— Start —
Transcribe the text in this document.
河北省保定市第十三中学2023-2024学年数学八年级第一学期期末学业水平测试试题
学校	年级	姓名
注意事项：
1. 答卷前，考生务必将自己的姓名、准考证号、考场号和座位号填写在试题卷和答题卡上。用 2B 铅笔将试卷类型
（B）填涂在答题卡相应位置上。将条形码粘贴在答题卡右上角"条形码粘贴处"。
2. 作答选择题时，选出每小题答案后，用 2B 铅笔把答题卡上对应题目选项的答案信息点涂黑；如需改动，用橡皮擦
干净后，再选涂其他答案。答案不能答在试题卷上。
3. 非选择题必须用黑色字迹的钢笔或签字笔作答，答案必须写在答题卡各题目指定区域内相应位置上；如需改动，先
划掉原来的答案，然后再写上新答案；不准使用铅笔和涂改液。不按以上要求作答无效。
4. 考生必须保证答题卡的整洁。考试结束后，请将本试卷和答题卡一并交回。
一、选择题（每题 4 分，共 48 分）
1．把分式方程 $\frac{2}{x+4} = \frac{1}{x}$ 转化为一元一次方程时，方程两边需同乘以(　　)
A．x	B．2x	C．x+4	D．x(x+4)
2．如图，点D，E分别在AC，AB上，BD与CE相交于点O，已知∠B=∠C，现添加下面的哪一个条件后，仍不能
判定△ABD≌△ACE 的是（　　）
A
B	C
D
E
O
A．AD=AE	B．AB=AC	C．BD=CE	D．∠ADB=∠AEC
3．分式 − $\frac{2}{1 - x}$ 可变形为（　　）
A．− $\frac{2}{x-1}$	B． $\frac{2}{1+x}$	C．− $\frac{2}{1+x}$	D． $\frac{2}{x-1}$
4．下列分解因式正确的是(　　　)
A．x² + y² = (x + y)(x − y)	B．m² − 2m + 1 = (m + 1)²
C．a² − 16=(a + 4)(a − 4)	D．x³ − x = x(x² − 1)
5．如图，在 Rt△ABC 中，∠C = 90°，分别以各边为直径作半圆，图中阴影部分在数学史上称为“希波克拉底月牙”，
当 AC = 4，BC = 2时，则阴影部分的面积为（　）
— End —
• [WORK TO DO]:
Return the whole listing exactly, with every line included.

• [RESULT FOR THIS TASK]:
Transcribe the text in this document.
河北省保定市第十三中学2023-2024学年数学八年级第一学期期末学业水平测试试题
学校	年级	姓名
注意事项：
1. 答卷前，考生务必将自己的姓名、准考证号、考场号和座位号填写在试题卷和答题卡上。用 2B 铅笔将试卷类型
（B）填涂在答题卡相应位置上。将条形码粘贴在答题卡右上角"条形码粘贴处"。
2. 作答选择题时，选出每小题答案后，用 2B 铅笔把答题卡上对应题目选项的答案信息点涂黑；如需改动，用橡皮擦
干净后，再选涂其他答案。答案不能答在试题卷上。
3. 非选择题必须用黑色字迹的钢笔或签字笔作答，答案必须写在答题卡各题目指定区域内相应位置上；如需改动，先
划掉原来的答案，然后再写上新答案；不准使用铅笔和涂改液。不按以上要求作答无效。
4. 考生必须保证答题卡的整洁。考试结束后，请将本试卷和答题卡一并交回。
一、选择题（每题 4 分，共 48 分）
1．把分式方程 $\frac{2}{x+4} = \frac{1}{x}$ 转化为一元一次方程时，方程两边需同乘以(　　)
A．x	B．2x	C．x+4	D．x(x+4)
2．如图，点D，E分别在AC，AB上，BD与CE相交于点O，已知∠B=∠C，现添加下面的哪一个条件后，仍不能
判定△ABD≌△ACE 的是（　　）
A
B	C
D
E
O
A．AD=AE	B．AB=AC	C．BD=CE	D．∠ADB=∠AEC
3．分式 − $\frac{2}{1 - x}$ 可变形为（　　）
A．− $\frac{2}{x-1}$	B． $\frac{2}{1+x}$	C．− $\frac{2}{1+x}$	D． $\frac{2}{x-1}$
4．下列分解因式正确的是(　　　)
A．x² + y² = (x + y)(x − y)	B．m² − 2m + 1 = (m + 1)²
C．a² − 16=(a + 4)(a − 4)	D．x³ − x = x(x² − 1)
5．如图，在 Rt△ABC 中，∠C = 90°，分别以各边为直径作半圆，图中阴影部分在数学史上称为“希波克拉底月牙”，
当 AC = 4，BC = 2时，则阴影部分的面积为（　）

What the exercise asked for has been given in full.